Data entries:
________

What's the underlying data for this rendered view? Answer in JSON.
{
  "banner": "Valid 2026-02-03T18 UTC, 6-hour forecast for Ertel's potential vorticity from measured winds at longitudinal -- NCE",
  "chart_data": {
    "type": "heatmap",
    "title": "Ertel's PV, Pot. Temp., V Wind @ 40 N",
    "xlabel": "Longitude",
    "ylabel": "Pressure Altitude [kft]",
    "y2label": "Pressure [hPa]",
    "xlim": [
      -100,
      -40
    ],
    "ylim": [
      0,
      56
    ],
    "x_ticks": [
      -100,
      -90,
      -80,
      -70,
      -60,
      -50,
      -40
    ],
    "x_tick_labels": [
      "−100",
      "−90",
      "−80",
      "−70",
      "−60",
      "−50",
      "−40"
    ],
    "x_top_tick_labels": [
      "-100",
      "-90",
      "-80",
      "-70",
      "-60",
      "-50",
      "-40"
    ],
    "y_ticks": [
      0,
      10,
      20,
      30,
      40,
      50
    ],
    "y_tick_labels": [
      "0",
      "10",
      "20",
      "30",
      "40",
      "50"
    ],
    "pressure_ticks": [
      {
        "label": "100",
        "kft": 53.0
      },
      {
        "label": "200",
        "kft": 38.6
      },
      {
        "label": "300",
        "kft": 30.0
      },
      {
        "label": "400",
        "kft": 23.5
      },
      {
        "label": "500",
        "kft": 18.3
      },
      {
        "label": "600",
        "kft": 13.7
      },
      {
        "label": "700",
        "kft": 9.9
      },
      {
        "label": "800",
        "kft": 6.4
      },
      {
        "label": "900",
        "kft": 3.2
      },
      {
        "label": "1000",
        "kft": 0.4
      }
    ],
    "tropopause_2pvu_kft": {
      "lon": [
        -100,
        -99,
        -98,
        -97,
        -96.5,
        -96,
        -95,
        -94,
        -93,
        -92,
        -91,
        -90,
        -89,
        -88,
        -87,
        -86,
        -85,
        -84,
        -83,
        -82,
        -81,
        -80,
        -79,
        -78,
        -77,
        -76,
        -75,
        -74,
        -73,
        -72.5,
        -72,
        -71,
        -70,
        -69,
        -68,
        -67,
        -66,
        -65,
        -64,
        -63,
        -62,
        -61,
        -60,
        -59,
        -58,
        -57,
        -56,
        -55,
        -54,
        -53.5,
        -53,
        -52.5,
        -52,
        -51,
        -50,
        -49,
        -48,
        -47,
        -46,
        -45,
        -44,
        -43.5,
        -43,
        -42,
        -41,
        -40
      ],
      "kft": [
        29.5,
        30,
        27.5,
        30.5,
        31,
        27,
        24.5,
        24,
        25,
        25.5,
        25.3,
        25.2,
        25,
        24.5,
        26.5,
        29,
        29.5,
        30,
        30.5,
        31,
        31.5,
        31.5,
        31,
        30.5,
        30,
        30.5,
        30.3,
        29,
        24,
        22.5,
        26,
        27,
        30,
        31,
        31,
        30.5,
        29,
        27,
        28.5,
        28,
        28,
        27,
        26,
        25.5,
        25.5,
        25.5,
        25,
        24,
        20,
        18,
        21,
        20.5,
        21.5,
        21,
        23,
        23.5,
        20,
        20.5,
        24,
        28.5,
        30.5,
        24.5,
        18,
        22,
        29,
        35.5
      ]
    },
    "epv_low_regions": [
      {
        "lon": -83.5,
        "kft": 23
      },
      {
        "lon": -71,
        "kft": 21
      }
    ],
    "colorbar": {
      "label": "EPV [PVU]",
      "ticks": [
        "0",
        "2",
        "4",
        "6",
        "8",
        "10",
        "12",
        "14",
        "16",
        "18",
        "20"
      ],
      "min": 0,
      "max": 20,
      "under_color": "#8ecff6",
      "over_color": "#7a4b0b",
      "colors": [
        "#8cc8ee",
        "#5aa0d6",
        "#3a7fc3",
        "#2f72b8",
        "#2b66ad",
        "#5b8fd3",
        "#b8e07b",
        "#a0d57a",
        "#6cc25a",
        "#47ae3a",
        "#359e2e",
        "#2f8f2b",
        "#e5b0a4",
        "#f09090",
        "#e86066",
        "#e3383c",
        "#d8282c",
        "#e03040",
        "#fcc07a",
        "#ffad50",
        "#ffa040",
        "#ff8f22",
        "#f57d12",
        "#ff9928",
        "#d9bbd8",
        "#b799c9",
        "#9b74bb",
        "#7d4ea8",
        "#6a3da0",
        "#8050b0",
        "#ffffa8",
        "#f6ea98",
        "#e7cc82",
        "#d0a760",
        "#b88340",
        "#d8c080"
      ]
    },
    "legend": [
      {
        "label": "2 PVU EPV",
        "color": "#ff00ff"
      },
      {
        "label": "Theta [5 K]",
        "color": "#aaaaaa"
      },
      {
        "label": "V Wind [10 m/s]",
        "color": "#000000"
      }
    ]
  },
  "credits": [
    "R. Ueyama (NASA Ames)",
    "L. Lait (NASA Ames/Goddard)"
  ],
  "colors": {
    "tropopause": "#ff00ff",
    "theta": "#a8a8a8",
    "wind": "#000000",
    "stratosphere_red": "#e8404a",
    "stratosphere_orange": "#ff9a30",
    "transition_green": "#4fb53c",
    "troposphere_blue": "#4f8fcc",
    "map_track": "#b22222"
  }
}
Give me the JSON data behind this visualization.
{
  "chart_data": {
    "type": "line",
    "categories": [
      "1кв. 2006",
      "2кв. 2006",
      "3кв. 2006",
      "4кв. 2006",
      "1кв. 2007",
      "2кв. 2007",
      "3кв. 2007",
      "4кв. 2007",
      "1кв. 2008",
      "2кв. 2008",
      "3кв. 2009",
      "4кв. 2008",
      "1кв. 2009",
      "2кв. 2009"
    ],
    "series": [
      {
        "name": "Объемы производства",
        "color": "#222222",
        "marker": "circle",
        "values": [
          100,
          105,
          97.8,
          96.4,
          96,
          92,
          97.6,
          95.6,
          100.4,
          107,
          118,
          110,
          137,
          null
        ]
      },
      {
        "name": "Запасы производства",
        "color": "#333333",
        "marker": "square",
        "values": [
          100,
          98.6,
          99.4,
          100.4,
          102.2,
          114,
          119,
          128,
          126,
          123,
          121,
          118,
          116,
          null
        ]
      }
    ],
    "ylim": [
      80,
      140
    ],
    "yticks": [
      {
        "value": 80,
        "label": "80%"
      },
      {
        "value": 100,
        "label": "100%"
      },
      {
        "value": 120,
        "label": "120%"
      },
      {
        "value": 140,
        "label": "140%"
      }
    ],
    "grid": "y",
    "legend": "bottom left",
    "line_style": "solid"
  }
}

________

Work to complete:
Retype the listing above in full, with no alterations.

Exercise response:
What's the underlying data for this rendered view? Answer in JSON.
{
  "banner": "Valid 2026-02-03T18 UTC, 6-hour forecast for Ertel's potential vorticity from measured winds at longitudinal -- NCE",
  "chart_data": {
    "type": "heatmap",
    "title": "Ertel's PV, Pot. Temp., V Wind @ 40 N",
    "xlabel": "Longitude",
    "ylabel": "Pressure Altitude [kft]",
    "y2label": "Pressure [hPa]",
    "xlim": [
      -100,
      -40
    ],
    "ylim": [
      0,
      56
    ],
    "x_ticks": [
      -100,
      -90,
      -80,
      -70,
      -60,
      -50,
      -40
    ],
    "x_tick_labels": [
      "−100",
      "−90",
      "−80",
      "−70",
      "−60",
      "−50",
      "−40"
    ],
    "x_top_tick_labels": [
      "-100",
      "-90",
      "-80",
      "-70",
      "-60",
      "-50",
      "-40"
    ],
    "y_ticks": [
      0,
      10,
      20,
      30,
      40,
      50
    ],
    "y_tick_labels": [
      "0",
      "10",
      "20",
      "30",
      "40",
      "50"
    ],
    "pressure_ticks": [
      {
        "label": "100",
        "kft": 53.0
      },
      {
        "label": "200",
        "kft": 38.6
      },
      {
        "label": "300",
        "kft": 30.0
      },
      {
        "label": "400",
        "kft": 23.5
      },
      {
        "label": "500",
        "kft": 18.3
      },
      {
        "label": "600",
        "kft": 13.7
      },
      {
        "label": "700",
        "kft": 9.9
      },
      {
        "label": "800",
        "kft": 6.4
      },
      {
        "label": "900",
        "kft": 3.2
      },
      {
        "label": "1000",
        "kft": 0.4
      }
    ],
    "tropopause_2pvu_kft": {
      "lon": [
        -100,
        -99,
        -98,
        -97,
        -96.5,
        -96,
        -95,
        -94,
        -93,
        -92,
        -91,
        -90,
        -89,
        -88,
        -87,
        -86,
        -85,
        -84,
        -83,
        -82,
        -81,
        -80,
        -79,
        -78,
        -77,
        -76,
        -75,
        -74,
        -73,
        -72.5,
        -72,
        -71,
        -70,
        -69,
        -68,
        -67,
        -66,
        -65,
        -64,
        -63,
        -62,
        -61,
        -60,
        -59,
        -58,
        -57,
        -56,
        -55,
        -54,
        -53.5,
        -53,
        -52.5,
        -52,
        -51,
        -50,
        -49,
        -48,
        -47,
        -46,
        -45,
        -44,
        -43.5,
        -43,
        -42,
        -41,
        -40
      ],
      "kft": [
        29.5,
        30,
        27.5,
        30.5,
        31,
        27,
        24.5,
        24,
        25,
        25.5,
        25.3,
        25.2,
        25,
        24.5,
        26.5,
        29,
        29.5,
        30,
        30.5,
        31,
        31.5,
        31.5,
        31,
        30.5,
        30,
        30.5,
        30.3,
        29,
        24,
        22.5,
        26,
        27,
        30,
        31,
        31,
        30.5,
        29,
        27,
        28.5,
        28,
        28,
        27,
        26,
        25.5,
        25.5,
        25.5,
        25,
        24,
        20,
        18,
        21,
        20.5,
        21.5,
        21,
        23,
        23.5,
        20,
        20.5,
        24,
        28.5,
        30.5,
        24.5,
        18,
        22,
        29,
        35.5
      ]
    },
    "epv_low_regions": [
      {
        "lon": -83.5,
        "kft": 23
      },
      {
        "lon": -71,
        "kft": 21
      }
    ],
    "colorbar": {
      "label": "EPV [PVU]",
      "ticks": [
        "0",
        "2",
        "4",
        "6",
        "8",
        "10",
        "12",
        "14",
        "16",
        "18",
        "20"
      ],
      "min": 0,
      "max": 20,
      "under_color": "#8ecff6",
      "over_color": "#7a4b0b",
      "colors": [
        "#8cc8ee",
        "#5aa0d6",
        "#3a7fc3",
        "#2f72b8",
        "#2b66ad",
        "#5b8fd3",
        "#b8e07b",
        "#a0d57a",
        "#6cc25a",
        "#47ae3a",
        "#359e2e",
        "#2f8f2b",
        "#e5b0a4",
        "#f09090",
        "#e86066",
        "#e3383c",
        "#d8282c",
        "#e03040",
        "#fcc07a",
        "#ffad50",
        "#ffa040",
        "#ff8f22",
        "#f57d12",
        "#ff9928",
        "#d9bbd8",
        "#b799c9",
        "#9b74bb",
        "#7d4ea8",
        "#6a3da0",
        "#8050b0",
        "#ffffa8",
        "#f6ea98",
        "#e7cc82",
        "#d0a760",
        "#b88340",
        "#d8c080"
      ]
    },
    "legend": [
      {
        "label": "2 PVU EPV",
        "color": "#ff00ff"
      },
      {
        "label": "Theta [5 K]",
        "color": "#aaaaaa"
      },
      {
        "label": "V Wind [10 m/s]",
        "color": "#000000"
      }
    ]
  },
  "credits": [
    "R. Ueyama (NASA Ames)",
    "L. Lait (NASA Ames/Goddard)"
  ],
  "colors": {
    "tropopause": "#ff00ff",
    "theta": "#a8a8a8",
    "wind": "#000000",
    "stratosphere_red": "#e8404a",
    "stratosphere_orange": "#ff9a30",
    "transition_green": "#4fb53c",
    "troposphere_blue": "#4f8fcc",
    "map_track": "#b22222"
  }
}
Give me the JSON data behind this visualization.
{
  "chart_data": {
    "type": "line",
    "categories": [
      "1кв. 2006",
      "2кв. 2006",
      "3кв. 2006",
      "4кв. 2006",
      "1кв. 2007",
      "2кв. 2007",
      "3кв. 2007",
      "4кв. 2007",
      "1кв. 2008",
      "2кв. 2008",
      "3кв. 2009",
      "4кв. 2008",
      "1кв. 2009",
      "2кв. 2009"
    ],
    "series": [
      {
        "name": "Объемы производства",
        "color": "#222222",
        "marker": "circle",
        "values": [
          100,
          105,
          97.8,
          96.4,
          96,
          92,
          97.6,
          95.6,
          100.4,
          107,
          118,
          110,
          137,
          null
        ]
      },
      {
        "name": "Запасы производства",
        "color": "#333333",
        "marker": "square",
        "values": [
          100,
          98.6,
          99.4,
          100.4,
          102.2,
          114,
          119,
          128,
          126,
          123,
          121,
          118,
          116,
          null
        ]
      }
    ],
    "ylim": [
      80,
      140
    ],
    "yticks": [
      {
        "value": 80,
        "label": "80%"
      },
      {
        "value": 100,
        "label": "100%"
      },
      {
        "value": 120,
        "label": "120%"
      },
      {
        "value": 140,
        "label": "140%"
      }
    ],
    "grid": "y",
    "legend": "bottom left",
    "line_style": "solid"
  }
}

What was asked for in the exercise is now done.